## Dataset excerpts
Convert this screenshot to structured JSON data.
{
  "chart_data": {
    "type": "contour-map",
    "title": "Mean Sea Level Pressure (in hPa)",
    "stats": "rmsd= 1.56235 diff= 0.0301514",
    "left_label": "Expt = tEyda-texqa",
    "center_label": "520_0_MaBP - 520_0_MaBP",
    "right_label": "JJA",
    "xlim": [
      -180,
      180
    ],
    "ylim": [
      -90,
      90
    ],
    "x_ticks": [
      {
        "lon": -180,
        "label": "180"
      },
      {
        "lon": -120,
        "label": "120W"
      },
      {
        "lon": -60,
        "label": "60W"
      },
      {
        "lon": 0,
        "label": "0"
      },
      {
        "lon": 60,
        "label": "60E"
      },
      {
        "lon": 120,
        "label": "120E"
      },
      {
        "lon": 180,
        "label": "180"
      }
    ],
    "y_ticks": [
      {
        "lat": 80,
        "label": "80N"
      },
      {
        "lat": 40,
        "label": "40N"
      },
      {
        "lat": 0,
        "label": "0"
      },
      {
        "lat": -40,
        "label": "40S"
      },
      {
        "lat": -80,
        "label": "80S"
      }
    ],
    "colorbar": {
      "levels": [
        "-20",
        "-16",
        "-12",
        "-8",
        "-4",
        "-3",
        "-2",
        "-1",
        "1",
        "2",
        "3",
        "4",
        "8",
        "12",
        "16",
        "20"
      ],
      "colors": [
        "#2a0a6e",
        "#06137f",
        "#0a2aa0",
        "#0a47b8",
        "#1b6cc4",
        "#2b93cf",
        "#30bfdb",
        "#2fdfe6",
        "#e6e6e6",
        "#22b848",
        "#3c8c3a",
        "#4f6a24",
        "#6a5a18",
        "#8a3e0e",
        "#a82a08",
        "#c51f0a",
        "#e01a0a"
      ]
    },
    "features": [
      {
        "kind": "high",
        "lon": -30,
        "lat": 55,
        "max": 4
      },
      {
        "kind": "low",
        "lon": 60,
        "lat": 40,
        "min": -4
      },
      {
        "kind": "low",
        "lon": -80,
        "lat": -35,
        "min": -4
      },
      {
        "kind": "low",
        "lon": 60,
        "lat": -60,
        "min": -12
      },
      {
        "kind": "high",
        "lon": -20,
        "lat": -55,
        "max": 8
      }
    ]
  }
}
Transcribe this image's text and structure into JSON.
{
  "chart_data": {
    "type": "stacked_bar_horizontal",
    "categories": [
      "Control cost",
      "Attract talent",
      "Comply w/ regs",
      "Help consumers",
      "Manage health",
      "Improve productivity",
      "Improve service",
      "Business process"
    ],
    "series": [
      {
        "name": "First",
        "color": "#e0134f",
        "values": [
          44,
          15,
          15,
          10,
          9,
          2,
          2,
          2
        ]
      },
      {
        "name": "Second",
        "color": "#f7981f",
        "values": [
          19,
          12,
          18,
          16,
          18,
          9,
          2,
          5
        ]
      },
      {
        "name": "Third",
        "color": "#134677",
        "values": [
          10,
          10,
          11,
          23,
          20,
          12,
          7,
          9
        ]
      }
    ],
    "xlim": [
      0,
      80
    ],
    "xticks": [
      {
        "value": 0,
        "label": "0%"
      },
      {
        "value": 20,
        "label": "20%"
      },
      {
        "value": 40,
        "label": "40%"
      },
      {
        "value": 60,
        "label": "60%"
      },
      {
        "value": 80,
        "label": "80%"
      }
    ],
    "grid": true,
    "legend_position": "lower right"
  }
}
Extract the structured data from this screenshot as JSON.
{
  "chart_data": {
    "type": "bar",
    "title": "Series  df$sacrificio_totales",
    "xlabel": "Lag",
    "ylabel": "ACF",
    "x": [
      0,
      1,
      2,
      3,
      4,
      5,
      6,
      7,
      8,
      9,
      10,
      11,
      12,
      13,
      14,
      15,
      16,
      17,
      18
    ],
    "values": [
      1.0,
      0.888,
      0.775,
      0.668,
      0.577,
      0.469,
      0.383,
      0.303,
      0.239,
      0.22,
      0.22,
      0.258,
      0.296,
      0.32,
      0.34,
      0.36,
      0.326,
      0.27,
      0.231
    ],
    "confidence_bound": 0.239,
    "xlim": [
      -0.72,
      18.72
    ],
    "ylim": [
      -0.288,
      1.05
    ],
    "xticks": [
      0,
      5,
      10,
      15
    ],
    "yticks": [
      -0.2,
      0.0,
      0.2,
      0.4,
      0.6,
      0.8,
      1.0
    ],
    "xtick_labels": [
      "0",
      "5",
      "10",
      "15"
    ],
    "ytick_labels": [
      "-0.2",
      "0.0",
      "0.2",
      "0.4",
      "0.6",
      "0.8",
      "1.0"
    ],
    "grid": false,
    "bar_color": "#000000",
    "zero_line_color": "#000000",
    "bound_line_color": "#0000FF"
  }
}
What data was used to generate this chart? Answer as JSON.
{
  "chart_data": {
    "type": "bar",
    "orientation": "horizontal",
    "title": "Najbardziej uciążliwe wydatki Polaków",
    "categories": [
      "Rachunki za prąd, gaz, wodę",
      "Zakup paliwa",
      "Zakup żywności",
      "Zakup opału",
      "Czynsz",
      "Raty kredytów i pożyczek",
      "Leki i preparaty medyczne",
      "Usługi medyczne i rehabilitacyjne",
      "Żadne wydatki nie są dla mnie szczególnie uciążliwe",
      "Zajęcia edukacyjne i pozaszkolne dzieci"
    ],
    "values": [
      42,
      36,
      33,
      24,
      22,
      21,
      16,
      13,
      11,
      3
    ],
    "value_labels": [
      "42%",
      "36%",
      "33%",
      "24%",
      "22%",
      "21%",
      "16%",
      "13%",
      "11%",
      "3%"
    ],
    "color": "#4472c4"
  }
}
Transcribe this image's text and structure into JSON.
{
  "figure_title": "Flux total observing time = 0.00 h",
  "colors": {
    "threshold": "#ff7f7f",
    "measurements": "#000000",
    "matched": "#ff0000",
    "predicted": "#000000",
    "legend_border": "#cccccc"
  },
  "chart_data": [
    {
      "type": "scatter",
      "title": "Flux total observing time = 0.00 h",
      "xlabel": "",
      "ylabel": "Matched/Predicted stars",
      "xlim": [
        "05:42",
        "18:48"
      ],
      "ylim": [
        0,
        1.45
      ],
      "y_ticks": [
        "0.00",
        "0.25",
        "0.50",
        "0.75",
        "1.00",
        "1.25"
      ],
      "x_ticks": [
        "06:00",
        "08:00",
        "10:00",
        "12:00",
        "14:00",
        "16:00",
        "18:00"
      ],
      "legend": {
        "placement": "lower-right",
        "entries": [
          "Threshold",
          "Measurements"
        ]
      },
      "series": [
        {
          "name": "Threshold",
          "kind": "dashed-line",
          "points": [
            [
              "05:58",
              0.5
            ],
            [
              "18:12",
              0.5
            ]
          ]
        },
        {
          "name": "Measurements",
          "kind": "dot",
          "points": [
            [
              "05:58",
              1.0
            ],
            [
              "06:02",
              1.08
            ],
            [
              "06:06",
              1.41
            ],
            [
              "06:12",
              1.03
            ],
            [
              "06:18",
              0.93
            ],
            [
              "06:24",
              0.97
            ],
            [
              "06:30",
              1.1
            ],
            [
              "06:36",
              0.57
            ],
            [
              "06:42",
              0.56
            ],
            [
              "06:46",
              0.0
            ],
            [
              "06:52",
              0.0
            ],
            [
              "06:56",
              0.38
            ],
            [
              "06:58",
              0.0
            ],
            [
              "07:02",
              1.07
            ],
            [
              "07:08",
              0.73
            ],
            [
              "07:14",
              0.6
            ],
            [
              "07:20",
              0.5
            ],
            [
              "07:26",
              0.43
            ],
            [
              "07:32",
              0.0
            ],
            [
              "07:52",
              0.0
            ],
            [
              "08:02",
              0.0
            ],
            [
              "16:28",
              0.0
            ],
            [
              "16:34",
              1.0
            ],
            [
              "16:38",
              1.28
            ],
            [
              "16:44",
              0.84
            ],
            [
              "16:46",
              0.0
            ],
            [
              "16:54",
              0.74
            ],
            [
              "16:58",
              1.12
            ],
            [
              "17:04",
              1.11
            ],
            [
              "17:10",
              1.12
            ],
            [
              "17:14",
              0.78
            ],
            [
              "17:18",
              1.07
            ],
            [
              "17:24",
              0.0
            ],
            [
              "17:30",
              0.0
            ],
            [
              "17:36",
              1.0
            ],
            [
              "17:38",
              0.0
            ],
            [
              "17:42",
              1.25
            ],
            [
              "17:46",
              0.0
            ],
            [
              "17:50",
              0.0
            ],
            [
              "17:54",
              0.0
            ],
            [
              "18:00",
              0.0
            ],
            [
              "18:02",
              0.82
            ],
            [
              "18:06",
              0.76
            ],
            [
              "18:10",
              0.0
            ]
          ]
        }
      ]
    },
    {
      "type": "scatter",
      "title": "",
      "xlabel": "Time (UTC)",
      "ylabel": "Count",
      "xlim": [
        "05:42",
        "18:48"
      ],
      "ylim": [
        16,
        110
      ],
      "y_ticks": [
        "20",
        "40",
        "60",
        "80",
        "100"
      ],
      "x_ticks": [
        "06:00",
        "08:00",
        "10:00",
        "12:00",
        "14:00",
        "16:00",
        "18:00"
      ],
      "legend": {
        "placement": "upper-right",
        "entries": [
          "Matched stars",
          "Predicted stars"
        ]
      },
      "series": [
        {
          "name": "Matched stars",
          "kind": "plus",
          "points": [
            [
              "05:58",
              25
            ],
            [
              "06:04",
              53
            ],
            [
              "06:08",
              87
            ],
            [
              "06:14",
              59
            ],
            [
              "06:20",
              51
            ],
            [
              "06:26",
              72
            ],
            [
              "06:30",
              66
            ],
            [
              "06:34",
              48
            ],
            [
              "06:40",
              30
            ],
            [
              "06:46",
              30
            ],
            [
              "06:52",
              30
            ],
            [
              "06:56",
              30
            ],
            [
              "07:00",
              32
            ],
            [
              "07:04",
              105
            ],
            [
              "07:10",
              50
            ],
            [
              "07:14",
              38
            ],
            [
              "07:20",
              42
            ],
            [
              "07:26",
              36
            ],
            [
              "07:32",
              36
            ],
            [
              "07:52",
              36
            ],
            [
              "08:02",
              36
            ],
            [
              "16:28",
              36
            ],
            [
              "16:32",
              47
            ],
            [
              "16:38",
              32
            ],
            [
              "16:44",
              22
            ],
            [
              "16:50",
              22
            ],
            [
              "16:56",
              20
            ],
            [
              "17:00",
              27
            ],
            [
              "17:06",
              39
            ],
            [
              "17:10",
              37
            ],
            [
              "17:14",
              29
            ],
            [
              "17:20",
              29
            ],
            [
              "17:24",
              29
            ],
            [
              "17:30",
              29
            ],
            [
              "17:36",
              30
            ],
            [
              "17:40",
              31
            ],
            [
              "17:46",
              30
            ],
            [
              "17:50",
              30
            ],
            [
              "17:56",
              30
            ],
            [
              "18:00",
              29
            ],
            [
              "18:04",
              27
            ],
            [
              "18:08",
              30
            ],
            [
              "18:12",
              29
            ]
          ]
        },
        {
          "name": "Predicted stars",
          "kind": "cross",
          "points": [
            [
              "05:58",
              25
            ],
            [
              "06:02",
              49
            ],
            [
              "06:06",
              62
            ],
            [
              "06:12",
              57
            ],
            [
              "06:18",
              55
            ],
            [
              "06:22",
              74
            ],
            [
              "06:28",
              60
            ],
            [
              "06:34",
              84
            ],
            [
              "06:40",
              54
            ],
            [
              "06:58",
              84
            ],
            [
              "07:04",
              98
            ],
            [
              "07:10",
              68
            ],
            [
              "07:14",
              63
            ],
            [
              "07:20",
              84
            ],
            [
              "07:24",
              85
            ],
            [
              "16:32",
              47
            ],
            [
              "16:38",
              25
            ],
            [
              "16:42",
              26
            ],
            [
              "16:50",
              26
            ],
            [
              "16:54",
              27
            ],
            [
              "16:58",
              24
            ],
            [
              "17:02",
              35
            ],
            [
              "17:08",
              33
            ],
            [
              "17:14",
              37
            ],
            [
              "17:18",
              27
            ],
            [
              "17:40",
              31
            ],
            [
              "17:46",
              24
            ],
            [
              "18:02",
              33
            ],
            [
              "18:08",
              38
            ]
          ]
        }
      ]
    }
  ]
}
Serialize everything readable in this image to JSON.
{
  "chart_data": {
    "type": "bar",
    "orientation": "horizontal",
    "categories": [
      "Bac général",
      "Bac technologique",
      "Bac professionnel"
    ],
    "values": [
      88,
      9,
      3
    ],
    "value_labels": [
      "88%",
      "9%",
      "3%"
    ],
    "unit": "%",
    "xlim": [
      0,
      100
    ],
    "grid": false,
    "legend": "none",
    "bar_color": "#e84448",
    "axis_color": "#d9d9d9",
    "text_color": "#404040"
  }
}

## Stated exercise
Reproduce exactly, with nothing added, the lines from the one that contains "Serialize everything readable" to the end of the data.

## Finished answer
Serialize everything readable in this image to JSON.
{
  "chart_data": {
    "type": "bar",
    "orientation": "horizontal",
    "categories": [
      "Bac général",
      "Bac technologique",
      "Bac professionnel"
    ],
    "values": [
      88,
      9,
      3
    ],
    "value_labels": [
      "88%",
      "9%",
      "3%"
    ],
    "unit": "%",
    "xlim": [
      0,
      100
    ],
    "grid": false,
    "legend": "none",
    "bar_color": "#e84448",
    "axis_color": "#d9d9d9",
    "text_color": "#404040"
  }
}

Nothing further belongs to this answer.